### Exercise
Lines containing the word "screenshot" are to be counted; state their number and nothing further.

### Information shown
* Start *
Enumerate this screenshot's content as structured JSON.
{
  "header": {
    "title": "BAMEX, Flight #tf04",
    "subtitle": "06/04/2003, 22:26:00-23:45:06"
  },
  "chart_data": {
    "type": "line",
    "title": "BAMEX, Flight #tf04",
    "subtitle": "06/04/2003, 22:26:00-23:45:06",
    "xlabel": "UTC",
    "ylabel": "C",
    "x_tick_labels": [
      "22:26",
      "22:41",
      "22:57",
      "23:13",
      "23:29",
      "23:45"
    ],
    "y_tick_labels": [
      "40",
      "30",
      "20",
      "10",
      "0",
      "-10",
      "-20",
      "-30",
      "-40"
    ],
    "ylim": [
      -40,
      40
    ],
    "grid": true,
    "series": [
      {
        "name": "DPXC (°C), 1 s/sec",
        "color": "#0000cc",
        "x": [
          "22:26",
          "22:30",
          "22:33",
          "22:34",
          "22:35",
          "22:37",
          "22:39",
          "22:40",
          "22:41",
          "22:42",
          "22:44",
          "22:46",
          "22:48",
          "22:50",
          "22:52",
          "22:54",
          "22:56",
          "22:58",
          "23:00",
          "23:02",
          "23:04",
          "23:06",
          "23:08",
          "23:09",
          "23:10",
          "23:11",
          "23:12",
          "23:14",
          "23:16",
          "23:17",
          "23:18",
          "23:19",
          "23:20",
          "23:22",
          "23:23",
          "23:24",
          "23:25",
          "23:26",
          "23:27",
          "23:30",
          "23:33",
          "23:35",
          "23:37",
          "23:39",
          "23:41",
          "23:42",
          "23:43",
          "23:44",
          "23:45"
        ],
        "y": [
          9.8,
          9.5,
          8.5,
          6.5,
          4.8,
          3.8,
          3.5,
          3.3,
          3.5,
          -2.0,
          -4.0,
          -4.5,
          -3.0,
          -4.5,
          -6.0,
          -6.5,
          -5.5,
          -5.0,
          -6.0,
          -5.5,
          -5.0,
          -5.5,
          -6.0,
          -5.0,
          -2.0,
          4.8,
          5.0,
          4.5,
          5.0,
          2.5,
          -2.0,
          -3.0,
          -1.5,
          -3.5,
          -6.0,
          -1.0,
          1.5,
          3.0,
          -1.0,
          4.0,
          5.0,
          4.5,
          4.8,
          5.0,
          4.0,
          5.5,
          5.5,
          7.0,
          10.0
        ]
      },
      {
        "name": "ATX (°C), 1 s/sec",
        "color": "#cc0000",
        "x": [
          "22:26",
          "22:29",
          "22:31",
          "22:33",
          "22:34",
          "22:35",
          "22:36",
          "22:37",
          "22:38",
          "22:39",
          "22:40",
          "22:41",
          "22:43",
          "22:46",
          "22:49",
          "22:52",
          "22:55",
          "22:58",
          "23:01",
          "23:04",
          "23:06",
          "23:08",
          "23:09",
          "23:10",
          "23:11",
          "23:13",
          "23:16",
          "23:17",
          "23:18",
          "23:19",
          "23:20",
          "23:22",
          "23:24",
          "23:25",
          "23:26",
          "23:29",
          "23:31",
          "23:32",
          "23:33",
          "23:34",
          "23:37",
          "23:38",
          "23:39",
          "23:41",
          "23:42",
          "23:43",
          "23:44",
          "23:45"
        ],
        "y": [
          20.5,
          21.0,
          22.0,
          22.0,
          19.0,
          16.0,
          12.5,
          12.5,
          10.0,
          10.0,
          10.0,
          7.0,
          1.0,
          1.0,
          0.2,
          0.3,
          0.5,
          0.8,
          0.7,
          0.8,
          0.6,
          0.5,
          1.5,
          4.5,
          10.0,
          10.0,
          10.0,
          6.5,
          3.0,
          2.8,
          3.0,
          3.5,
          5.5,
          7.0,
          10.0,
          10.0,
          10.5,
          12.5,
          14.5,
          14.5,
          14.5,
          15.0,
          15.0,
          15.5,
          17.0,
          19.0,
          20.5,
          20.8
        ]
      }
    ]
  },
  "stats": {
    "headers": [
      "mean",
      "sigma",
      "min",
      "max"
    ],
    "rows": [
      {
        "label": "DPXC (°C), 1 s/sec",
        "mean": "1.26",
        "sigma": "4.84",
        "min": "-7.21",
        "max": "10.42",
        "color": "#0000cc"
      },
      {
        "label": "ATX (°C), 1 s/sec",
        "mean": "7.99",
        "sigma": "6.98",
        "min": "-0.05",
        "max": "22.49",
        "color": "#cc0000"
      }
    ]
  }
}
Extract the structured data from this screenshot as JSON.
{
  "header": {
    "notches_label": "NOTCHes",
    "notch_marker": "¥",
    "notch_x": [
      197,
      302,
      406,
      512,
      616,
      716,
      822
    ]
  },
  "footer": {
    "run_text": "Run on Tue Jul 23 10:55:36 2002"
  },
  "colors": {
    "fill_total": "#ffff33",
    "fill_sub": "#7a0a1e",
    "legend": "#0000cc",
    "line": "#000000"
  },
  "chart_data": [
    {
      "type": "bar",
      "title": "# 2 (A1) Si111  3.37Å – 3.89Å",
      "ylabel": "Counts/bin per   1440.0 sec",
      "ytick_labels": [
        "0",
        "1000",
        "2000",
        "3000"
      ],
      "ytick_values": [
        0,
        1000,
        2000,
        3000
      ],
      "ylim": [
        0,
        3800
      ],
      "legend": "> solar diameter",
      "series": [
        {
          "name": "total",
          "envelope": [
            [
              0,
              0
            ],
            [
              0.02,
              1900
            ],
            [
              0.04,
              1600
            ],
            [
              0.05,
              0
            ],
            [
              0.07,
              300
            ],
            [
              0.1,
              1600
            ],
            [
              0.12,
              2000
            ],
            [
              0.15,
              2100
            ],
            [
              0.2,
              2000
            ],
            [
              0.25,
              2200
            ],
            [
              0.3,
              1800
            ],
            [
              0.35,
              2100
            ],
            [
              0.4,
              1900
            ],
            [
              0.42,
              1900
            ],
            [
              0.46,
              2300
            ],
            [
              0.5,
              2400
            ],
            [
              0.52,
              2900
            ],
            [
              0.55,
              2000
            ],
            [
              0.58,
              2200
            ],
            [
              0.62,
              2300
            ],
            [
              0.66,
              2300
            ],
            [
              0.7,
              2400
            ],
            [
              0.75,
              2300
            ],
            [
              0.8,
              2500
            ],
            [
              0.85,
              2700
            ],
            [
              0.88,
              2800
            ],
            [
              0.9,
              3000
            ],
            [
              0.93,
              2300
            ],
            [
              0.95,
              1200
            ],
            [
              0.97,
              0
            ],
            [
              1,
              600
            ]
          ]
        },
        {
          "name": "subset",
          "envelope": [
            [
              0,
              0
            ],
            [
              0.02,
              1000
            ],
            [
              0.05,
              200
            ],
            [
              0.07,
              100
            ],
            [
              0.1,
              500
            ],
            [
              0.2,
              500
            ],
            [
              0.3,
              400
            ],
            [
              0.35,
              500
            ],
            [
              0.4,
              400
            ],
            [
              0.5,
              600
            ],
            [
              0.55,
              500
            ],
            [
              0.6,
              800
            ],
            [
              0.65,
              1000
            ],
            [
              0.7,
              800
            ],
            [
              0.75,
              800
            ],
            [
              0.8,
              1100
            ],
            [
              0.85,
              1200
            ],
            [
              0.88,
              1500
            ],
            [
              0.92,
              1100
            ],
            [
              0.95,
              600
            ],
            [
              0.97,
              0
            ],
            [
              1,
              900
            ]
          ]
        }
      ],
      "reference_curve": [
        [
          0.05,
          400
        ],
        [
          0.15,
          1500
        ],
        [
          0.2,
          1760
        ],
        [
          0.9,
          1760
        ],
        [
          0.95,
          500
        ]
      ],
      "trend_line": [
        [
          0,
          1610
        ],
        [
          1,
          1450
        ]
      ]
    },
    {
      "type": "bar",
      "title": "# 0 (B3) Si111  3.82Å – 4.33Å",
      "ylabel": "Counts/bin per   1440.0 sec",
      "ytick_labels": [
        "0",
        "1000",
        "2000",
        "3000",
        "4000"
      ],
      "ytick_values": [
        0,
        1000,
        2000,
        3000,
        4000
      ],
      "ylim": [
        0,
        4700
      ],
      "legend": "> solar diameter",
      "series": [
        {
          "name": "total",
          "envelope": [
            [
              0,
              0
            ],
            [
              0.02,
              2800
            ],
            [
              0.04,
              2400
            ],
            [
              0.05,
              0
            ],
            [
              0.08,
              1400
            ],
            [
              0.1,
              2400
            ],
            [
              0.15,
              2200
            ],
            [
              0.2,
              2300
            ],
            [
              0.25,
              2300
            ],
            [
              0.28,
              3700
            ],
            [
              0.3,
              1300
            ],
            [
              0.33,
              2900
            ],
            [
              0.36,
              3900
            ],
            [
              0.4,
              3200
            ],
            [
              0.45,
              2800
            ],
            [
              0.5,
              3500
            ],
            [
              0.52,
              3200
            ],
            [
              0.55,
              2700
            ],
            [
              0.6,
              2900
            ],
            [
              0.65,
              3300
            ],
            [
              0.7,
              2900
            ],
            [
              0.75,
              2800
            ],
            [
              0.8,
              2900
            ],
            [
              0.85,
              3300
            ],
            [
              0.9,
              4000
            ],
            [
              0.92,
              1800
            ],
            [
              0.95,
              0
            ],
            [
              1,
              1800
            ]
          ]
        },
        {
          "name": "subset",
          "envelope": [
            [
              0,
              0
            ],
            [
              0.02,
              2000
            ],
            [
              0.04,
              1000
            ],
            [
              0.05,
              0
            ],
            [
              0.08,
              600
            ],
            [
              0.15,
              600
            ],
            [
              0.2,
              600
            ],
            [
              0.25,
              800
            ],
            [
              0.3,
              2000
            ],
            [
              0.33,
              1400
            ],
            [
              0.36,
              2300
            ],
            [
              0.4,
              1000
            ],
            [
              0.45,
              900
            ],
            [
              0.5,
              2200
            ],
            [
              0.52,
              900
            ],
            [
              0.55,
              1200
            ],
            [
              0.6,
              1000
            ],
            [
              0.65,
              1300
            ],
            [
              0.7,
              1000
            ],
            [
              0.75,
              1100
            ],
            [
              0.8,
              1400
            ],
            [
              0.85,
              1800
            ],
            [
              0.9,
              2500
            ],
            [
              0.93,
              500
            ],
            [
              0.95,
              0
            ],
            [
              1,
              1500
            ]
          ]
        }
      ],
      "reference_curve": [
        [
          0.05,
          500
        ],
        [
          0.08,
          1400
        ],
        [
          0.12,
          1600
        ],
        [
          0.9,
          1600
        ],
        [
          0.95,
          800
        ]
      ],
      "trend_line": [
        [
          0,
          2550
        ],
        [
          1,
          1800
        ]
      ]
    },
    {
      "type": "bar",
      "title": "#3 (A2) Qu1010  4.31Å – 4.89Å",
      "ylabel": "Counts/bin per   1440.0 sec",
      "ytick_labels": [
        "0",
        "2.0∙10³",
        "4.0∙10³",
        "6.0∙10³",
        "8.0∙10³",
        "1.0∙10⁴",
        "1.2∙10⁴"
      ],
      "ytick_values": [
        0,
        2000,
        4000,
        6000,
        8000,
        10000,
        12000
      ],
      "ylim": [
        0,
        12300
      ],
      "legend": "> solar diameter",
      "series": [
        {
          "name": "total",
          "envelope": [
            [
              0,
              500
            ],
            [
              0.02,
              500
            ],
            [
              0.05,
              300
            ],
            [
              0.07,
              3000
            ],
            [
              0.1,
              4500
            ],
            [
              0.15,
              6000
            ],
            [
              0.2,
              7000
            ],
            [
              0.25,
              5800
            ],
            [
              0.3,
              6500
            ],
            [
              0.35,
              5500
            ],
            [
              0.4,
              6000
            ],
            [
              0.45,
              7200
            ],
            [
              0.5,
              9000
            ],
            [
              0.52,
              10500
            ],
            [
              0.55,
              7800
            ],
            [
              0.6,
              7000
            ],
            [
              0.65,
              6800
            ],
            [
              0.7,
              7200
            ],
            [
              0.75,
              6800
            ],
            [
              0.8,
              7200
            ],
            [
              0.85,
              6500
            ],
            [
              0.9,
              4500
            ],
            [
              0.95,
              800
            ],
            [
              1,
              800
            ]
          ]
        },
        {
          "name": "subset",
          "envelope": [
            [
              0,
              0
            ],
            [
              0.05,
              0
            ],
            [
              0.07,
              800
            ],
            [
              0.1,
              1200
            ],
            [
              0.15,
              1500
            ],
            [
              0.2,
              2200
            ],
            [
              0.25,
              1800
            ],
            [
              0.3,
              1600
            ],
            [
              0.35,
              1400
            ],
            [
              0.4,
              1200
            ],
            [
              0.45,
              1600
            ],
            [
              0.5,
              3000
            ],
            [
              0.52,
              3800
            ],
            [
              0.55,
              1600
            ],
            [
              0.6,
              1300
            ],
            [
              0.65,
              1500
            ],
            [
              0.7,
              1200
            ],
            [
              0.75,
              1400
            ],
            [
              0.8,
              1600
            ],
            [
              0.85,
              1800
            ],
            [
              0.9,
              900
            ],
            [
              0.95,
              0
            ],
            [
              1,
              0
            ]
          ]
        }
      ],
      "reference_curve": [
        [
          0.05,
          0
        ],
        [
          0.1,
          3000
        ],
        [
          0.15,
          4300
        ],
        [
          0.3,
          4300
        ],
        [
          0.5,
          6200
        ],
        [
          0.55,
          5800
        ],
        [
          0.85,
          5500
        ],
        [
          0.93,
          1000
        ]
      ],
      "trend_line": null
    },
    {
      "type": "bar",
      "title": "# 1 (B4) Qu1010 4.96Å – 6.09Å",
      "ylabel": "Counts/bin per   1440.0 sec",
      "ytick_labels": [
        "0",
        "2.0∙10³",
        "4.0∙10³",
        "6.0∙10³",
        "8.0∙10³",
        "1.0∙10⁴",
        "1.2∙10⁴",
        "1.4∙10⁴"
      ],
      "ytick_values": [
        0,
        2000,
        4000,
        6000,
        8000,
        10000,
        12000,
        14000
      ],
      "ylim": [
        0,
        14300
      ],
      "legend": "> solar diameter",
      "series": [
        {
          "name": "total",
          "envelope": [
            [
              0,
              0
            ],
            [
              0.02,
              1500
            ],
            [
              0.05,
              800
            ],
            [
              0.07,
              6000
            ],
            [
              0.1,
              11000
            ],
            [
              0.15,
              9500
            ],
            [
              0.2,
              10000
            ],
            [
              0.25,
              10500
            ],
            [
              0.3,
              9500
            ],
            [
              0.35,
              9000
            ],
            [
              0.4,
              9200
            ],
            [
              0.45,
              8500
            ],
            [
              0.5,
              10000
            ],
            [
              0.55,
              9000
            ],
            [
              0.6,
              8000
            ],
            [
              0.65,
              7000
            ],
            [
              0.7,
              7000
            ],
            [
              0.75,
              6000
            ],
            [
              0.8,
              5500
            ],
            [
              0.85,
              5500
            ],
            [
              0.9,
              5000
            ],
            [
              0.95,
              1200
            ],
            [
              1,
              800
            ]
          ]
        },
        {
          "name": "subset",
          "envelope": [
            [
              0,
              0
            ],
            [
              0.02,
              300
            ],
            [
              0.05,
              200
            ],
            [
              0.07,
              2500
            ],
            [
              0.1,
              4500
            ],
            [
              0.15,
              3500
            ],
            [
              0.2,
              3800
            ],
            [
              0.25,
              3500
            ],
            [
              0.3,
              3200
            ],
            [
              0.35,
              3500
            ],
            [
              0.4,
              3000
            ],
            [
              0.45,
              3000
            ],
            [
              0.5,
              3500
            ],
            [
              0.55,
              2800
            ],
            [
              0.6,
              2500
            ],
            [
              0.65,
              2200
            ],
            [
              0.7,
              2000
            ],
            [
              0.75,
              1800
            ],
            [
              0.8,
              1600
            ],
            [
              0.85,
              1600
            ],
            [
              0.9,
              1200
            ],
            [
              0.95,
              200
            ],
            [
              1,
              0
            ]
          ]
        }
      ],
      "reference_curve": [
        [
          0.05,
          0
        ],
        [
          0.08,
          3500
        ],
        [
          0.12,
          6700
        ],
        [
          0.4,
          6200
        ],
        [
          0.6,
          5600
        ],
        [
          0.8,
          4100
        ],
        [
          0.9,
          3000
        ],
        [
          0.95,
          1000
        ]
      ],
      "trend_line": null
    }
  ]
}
* End *
### Solution
2